**PROBLEM DETAILS**
Print what the records say exactly, and omit the pictures.

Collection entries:
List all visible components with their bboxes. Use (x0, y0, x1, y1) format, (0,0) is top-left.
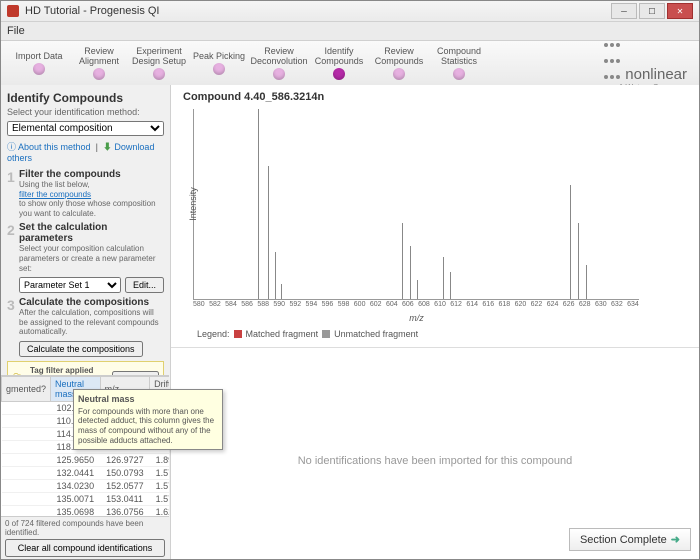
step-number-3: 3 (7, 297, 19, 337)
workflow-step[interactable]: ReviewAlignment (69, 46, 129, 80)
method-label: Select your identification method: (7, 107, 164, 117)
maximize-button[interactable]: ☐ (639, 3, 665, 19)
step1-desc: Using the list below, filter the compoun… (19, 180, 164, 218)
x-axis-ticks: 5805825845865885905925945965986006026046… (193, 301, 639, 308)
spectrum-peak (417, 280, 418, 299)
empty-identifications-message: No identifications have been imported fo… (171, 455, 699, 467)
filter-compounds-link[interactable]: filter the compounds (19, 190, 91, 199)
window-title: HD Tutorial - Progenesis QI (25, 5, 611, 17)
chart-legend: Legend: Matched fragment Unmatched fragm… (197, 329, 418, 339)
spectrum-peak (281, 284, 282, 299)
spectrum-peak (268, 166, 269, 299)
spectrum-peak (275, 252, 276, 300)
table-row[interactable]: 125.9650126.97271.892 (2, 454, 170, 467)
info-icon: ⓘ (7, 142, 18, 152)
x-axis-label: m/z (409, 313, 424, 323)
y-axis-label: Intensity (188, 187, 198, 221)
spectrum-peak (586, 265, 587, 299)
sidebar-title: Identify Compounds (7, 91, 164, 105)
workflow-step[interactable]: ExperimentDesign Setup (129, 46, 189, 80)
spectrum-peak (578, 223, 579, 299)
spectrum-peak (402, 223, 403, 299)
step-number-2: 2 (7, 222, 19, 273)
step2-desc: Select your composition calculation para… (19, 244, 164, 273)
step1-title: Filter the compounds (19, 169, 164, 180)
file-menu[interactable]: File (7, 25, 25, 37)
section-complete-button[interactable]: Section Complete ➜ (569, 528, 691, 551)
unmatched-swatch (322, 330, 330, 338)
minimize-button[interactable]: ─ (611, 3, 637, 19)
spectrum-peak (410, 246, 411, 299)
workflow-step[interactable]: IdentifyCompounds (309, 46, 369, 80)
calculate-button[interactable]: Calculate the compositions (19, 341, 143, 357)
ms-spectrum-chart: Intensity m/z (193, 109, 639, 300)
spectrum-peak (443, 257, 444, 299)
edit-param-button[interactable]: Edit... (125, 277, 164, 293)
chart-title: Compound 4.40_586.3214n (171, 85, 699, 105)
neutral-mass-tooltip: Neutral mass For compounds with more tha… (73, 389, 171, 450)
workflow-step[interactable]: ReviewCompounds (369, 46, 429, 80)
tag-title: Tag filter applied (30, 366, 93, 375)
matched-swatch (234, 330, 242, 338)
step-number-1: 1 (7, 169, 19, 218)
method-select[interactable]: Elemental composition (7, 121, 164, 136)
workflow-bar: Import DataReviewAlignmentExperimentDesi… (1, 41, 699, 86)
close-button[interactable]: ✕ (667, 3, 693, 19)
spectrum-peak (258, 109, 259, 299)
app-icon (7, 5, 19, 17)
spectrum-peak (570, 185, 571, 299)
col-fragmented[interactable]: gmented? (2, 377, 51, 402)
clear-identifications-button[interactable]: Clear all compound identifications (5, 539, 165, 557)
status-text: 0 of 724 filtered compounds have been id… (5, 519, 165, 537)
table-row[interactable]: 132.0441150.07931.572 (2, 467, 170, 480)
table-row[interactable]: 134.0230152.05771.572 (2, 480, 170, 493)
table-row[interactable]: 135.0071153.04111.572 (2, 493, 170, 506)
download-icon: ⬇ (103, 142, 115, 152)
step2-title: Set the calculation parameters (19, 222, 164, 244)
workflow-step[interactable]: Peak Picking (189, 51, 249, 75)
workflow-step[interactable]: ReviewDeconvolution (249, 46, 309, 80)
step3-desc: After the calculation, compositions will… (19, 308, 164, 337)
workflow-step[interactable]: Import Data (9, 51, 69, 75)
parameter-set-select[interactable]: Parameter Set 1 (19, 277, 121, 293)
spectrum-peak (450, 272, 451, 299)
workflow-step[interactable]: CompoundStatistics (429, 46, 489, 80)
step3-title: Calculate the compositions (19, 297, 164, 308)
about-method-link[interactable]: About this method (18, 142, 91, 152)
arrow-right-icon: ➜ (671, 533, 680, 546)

**TASK SOLUTION**
List all visible components with their bboxes. Use (x0, y0, x1, y1) format, (0,0) is top-left.
step-number-3: 3 (7, 297, 19, 337)
workflow-step[interactable]: ReviewAlignment (69, 46, 129, 80)
method-label: Select your identification method: (7, 107, 164, 117)
maximize-button[interactable]: ☐ (639, 3, 665, 19)
step1-desc: Using the list below, filter the compoun… (19, 180, 164, 218)
x-axis-ticks: 5805825845865885905925945965986006026046… (193, 301, 639, 308)
spectrum-peak (417, 280, 418, 299)
empty-identifications-message: No identifications have been imported fo… (171, 455, 699, 467)
filter-compounds-link[interactable]: filter the compounds (19, 190, 91, 199)
window-title: HD Tutorial - Progenesis QI (25, 5, 611, 17)
chart-legend: Legend: Matched fragment Unmatched fragm… (197, 329, 418, 339)
spectrum-peak (281, 284, 282, 299)
spectrum-peak (268, 166, 269, 299)
spectrum-peak (275, 252, 276, 300)
table-row[interactable]: 125.9650126.97271.892 (2, 454, 170, 467)
info-icon: ⓘ (7, 142, 18, 152)
x-axis-label: m/z (409, 313, 424, 323)
y-axis-label: Intensity (188, 187, 198, 221)
spectrum-peak (586, 265, 587, 299)
sidebar-title: Identify Compounds (7, 91, 164, 105)
workflow-step[interactable]: ExperimentDesign Setup (129, 46, 189, 80)
spectrum-peak (578, 223, 579, 299)
spectrum-peak (402, 223, 403, 299)
step-number-2: 2 (7, 222, 19, 273)
step2-desc: Select your composition calculation para… (19, 244, 164, 273)
step1-title: Filter the compounds (19, 169, 164, 180)
file-menu[interactable]: File (7, 25, 25, 37)
section-complete-button[interactable]: Section Complete ➜ (569, 528, 691, 551)
unmatched-swatch (322, 330, 330, 338)
minimize-button[interactable]: ─ (611, 3, 637, 19)
spectrum-peak (410, 246, 411, 299)
workflow-step[interactable]: IdentifyCompounds (309, 46, 369, 80)
calculate-button[interactable]: Calculate the compositions (19, 341, 143, 357)
ms-spectrum-chart: Intensity m/z (193, 109, 639, 300)
spectrum-peak (443, 257, 444, 299)
edit-param-button[interactable]: Edit... (125, 277, 164, 293)
chart-title: Compound 4.40_586.3214n (171, 85, 699, 105)
neutral-mass-tooltip: Neutral mass For compounds with more tha… (73, 389, 171, 450)
workflow-step[interactable]: ReviewCompounds (369, 46, 429, 80)
tag-title: Tag filter applied (30, 366, 93, 375)
matched-swatch (234, 330, 242, 338)
step-number-1: 1 (7, 169, 19, 218)
method-select[interactable]: Elemental composition (7, 121, 164, 136)
workflow-bar: Import DataReviewAlignmentExperimentDesi… (1, 41, 699, 86)
close-button[interactable]: ✕ (667, 3, 693, 19)
spectrum-peak (258, 109, 259, 299)
app-icon (7, 5, 19, 17)
spectrum-peak (570, 185, 571, 299)
col-fragmented[interactable]: gmented? (2, 377, 51, 402)
clear-identifications-button[interactable]: Clear all compound identifications (5, 539, 165, 557)
status-text: 0 of 724 filtered compounds have been id… (5, 519, 165, 537)
table-row[interactable]: 132.0441150.07931.572 (2, 467, 170, 480)
table-row[interactable]: 134.0230152.05771.572 (2, 480, 170, 493)
table-row[interactable]: 135.0071153.04111.572 (2, 493, 170, 506)
download-icon: ⬇ (103, 142, 115, 152)
step2-title: Set the calculation parameters (19, 222, 164, 244)
workflow-step[interactable]: Peak Picking (189, 51, 249, 75)
workflow-step[interactable]: ReviewDeconvolution (249, 46, 309, 80)
step3-desc: After the calculation, compositions will… (19, 308, 164, 337)
workflow-step[interactable]: Import Data (9, 51, 69, 75)
parameter-set-select[interactable]: Parameter Set 1 (19, 277, 121, 293)
spectrum-peak (450, 272, 451, 299)
workflow-step[interactable]: CompoundStatistics (429, 46, 489, 80)
step3-title: Calculate the compositions (19, 297, 164, 308)
about-method-link[interactable]: About this method (18, 142, 91, 152)
arrow-right-icon: ➜ (671, 533, 680, 546)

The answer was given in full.